Exercise aim =
The records that follow must be repeated verbatim, every one of them.

[Rows from a figure dataset]

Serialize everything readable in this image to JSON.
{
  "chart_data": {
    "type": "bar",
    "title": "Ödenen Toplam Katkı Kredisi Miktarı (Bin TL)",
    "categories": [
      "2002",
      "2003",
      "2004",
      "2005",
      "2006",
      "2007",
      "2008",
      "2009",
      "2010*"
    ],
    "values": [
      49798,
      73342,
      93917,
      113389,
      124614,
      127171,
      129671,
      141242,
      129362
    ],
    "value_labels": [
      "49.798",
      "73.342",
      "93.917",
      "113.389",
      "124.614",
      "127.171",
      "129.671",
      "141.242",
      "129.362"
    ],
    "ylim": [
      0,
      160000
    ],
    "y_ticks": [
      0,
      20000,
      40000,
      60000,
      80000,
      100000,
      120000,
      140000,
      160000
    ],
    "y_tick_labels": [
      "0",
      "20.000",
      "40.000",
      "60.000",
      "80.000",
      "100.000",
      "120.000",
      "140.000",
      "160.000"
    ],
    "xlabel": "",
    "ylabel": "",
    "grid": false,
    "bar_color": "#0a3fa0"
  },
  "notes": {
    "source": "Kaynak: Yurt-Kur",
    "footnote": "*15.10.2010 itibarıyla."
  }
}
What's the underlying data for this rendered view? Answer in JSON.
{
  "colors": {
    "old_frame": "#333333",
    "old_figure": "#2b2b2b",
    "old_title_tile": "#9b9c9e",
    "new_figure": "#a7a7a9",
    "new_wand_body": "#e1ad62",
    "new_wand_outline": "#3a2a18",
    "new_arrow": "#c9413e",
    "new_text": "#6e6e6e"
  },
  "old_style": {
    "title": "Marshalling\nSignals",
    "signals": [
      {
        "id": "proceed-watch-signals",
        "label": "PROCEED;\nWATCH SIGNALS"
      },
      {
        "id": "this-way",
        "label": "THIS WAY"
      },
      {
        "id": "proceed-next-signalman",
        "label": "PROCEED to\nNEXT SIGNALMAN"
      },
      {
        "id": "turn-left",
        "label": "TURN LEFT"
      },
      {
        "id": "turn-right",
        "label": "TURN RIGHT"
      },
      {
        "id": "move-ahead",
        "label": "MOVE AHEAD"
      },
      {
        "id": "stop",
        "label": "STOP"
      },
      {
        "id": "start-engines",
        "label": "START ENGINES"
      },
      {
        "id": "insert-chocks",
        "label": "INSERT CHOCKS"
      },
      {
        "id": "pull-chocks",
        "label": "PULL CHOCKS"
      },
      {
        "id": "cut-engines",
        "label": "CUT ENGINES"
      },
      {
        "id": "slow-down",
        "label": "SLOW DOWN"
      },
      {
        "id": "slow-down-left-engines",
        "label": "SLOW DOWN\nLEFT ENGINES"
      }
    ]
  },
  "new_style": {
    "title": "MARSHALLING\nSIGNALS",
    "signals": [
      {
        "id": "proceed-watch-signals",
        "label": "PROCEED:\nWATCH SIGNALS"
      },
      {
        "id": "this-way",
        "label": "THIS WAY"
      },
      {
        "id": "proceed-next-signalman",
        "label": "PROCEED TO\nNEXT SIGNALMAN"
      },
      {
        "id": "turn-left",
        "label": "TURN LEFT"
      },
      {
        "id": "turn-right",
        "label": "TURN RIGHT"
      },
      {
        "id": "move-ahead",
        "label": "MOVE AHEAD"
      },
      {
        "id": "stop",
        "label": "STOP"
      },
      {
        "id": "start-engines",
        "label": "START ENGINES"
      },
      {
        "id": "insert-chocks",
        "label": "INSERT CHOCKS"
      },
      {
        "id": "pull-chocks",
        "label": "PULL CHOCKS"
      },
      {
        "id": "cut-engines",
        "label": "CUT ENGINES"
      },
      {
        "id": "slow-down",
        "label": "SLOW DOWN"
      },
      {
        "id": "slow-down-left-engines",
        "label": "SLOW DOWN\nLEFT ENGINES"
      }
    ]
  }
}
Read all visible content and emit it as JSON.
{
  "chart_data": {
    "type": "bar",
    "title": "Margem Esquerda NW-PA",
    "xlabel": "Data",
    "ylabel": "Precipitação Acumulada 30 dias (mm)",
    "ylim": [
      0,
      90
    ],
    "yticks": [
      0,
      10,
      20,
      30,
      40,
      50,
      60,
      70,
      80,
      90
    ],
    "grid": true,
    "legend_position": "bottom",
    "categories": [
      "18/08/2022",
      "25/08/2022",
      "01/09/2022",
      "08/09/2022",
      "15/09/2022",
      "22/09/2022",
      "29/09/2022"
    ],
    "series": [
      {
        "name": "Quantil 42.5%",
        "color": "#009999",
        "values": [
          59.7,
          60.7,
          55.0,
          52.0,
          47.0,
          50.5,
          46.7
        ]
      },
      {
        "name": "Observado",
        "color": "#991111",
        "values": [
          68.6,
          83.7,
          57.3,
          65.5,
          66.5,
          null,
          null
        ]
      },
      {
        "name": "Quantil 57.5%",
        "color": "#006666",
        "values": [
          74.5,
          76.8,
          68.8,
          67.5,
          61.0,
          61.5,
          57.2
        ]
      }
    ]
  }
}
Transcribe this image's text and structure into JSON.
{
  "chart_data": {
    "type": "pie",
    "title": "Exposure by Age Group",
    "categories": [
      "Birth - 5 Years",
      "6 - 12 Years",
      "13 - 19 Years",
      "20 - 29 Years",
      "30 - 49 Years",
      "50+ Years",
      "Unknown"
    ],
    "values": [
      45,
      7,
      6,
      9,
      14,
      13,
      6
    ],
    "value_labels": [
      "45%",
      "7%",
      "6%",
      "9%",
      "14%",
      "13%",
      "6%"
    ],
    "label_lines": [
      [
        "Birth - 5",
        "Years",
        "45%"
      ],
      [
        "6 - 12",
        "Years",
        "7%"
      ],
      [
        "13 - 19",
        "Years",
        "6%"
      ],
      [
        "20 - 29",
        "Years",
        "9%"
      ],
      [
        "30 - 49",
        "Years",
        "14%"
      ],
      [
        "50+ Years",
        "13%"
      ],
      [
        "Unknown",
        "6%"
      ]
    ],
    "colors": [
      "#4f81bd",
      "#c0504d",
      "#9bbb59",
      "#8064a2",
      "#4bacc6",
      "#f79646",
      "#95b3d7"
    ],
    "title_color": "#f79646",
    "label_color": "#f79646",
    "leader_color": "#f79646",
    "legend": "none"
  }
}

Answer to the exercise =
Serialize everything readable in this image to JSON.
{
  "chart_data": {
    "type": "bar",
    "title": "Ödenen Toplam Katkı Kredisi Miktarı (Bin TL)",
    "categories": [
      "2002",
      "2003",
      "2004",
      "2005",
      "2006",
      "2007",
      "2008",
      "2009",
      "2010*"
    ],
    "values": [
      49798,
      73342,
      93917,
      113389,
      124614,
      127171,
      129671,
      141242,
      129362
    ],
    "value_labels": [
      "49.798",
      "73.342",
      "93.917",
      "113.389",
      "124.614",
      "127.171",
      "129.671",
      "141.242",
      "129.362"
    ],
    "ylim": [
      0,
      160000
    ],
    "y_ticks": [
      0,
      20000,
      40000,
      60000,
      80000,
      100000,
      120000,
      140000,
      160000
    ],
    "y_tick_labels": [
      "0",
      "20.000",
      "40.000",
      "60.000",
      "80.000",
      "100.000",
      "120.000",
      "140.000",
      "160.000"
    ],
    "xlabel": "",
    "ylabel": "",
    "grid": false,
    "bar_color": "#0a3fa0"
  },
  "notes": {
    "source": "Kaynak: Yurt-Kur",
    "footnote": "*15.10.2010 itibarıyla."
  }
}
What's the underlying data for this rendered view? Answer in JSON.
{
  "colors": {
    "old_frame": "#333333",
    "old_figure": "#2b2b2b",
    "old_title_tile": "#9b9c9e",
    "new_figure": "#a7a7a9",
    "new_wand_body": "#e1ad62",
    "new_wand_outline": "#3a2a18",
    "new_arrow": "#c9413e",
    "new_text": "#6e6e6e"
  },
  "old_style": {
    "title": "Marshalling\nSignals",
    "signals": [
      {
        "id": "proceed-watch-signals",
        "label": "PROCEED;\nWATCH SIGNALS"
      },
      {
        "id": "this-way",
        "label": "THIS WAY"
      },
      {
        "id": "proceed-next-signalman",
        "label": "PROCEED to\nNEXT SIGNALMAN"
      },
      {
        "id": "turn-left",
        "label": "TURN LEFT"
      },
      {
        "id": "turn-right",
        "label": "TURN RIGHT"
      },
      {
        "id": "move-ahead",
        "label": "MOVE AHEAD"
      },
      {
        "id": "stop",
        "label": "STOP"
      },
      {
        "id": "start-engines",
        "label": "START ENGINES"
      },
      {
        "id": "insert-chocks",
        "label": "INSERT CHOCKS"
      },
      {
        "id": "pull-chocks",
        "label": "PULL CHOCKS"
      },
      {
        "id": "cut-engines",
        "label": "CUT ENGINES"
      },
      {
        "id": "slow-down",
        "label": "SLOW DOWN"
      },
      {
        "id": "slow-down-left-engines",
        "label": "SLOW DOWN\nLEFT ENGINES"
      }
    ]
  },
  "new_style": {
    "title": "MARSHALLING\nSIGNALS",
    "signals": [
      {
        "id": "proceed-watch-signals",
        "label": "PROCEED:\nWATCH SIGNALS"
      },
      {
        "id": "this-way",
        "label": "THIS WAY"
      },
      {
        "id": "proceed-next-signalman",
        "label": "PROCEED TO\nNEXT SIGNALMAN"
      },
      {
        "id": "turn-left",
        "label": "TURN LEFT"
      },
      {
        "id": "turn-right",
        "label": "TURN RIGHT"
      },
      {
        "id": "move-ahead",
        "label": "MOVE AHEAD"
      },
      {
        "id": "stop",
        "label": "STOP"
      },
      {
        "id": "start-engines",
        "label": "START ENGINES"
      },
      {
        "id": "insert-chocks",
        "label": "INSERT CHOCKS"
      },
      {
        "id": "pull-chocks",
        "label": "PULL CHOCKS"
      },
      {
        "id": "cut-engines",
        "label": "CUT ENGINES"
      },
      {
        "id": "slow-down",
        "label": "SLOW DOWN"
      },
      {
        "id": "slow-down-left-engines",
        "label": "SLOW DOWN\nLEFT ENGINES"
      }
    ]
  }
}
Read all visible content and emit it as JSON.
{
  "chart_data": {
    "type": "bar",
    "title": "Margem Esquerda NW-PA",
    "xlabel": "Data",
    "ylabel": "Precipitação Acumulada 30 dias (mm)",
    "ylim": [
      0,
      90
    ],
    "yticks": [
      0,
      10,
      20,
      30,
      40,
      50,
      60,
      70,
      80,
      90
    ],
    "grid": true,
    "legend_position": "bottom",
    "categories": [
      "18/08/2022",
      "25/08/2022",
      "01/09/2022",
      "08/09/2022",
      "15/09/2022",
      "22/09/2022",
      "29/09/2022"
    ],
    "series": [
      {
        "name": "Quantil 42.5%",
        "color": "#009999",
        "values": [
          59.7,
          60.7,
          55.0,
          52.0,
          47.0,
          50.5,
          46.7
        ]
      },
      {
        "name": "Observado",
        "color": "#991111",
        "values": [
          68.6,
          83.7,
          57.3,
          65.5,
          66.5,
          null,
          null
        ]
      },
      {
        "name": "Quantil 57.5%",
        "color": "#006666",
        "values": [
          74.5,
          76.8,
          68.8,
          67.5,
          61.0,
          61.5,
          57.2
        ]
      }
    ]
  }
}
Transcribe this image's text and structure into JSON.
{
  "chart_data": {
    "type": "pie",
    "title": "Exposure by Age Group",
    "categories": [
      "Birth - 5 Years",
      "6 - 12 Years",
      "13 - 19 Years",
      "20 - 29 Years",
      "30 - 49 Years",
      "50+ Years",
      "Unknown"
    ],
    "values": [
      45,
      7,
      6,
      9,
      14,
      13,
      6
    ],
    "value_labels": [
      "45%",
      "7%",
      "6%",
      "9%",
      "14%",
      "13%",
      "6%"
    ],
    "label_lines": [
      [
        "Birth - 5",
        "Years",
        "45%"
      ],
      [
        "6 - 12",
        "Years",
        "7%"
      ],
      [
        "13 - 19",
        "Years",
        "6%"
      ],
      [
        "20 - 29",
        "Years",
        "9%"
      ],
      [
        "30 - 49",
        "Years",
        "14%"
      ],
      [
        "50+ Years",
        "13%"
      ],
      [
        "Unknown",
        "6%"
      ]
    ],
    "colors": [
      "#4f81bd",
      "#c0504d",
      "#9bbb59",
      "#8064a2",
      "#4bacc6",
      "#f79646",
      "#95b3d7"
    ],
    "title_color": "#f79646",
    "label_color": "#f79646",
    "leader_color": "#f79646",
    "legend": "none"
  }
}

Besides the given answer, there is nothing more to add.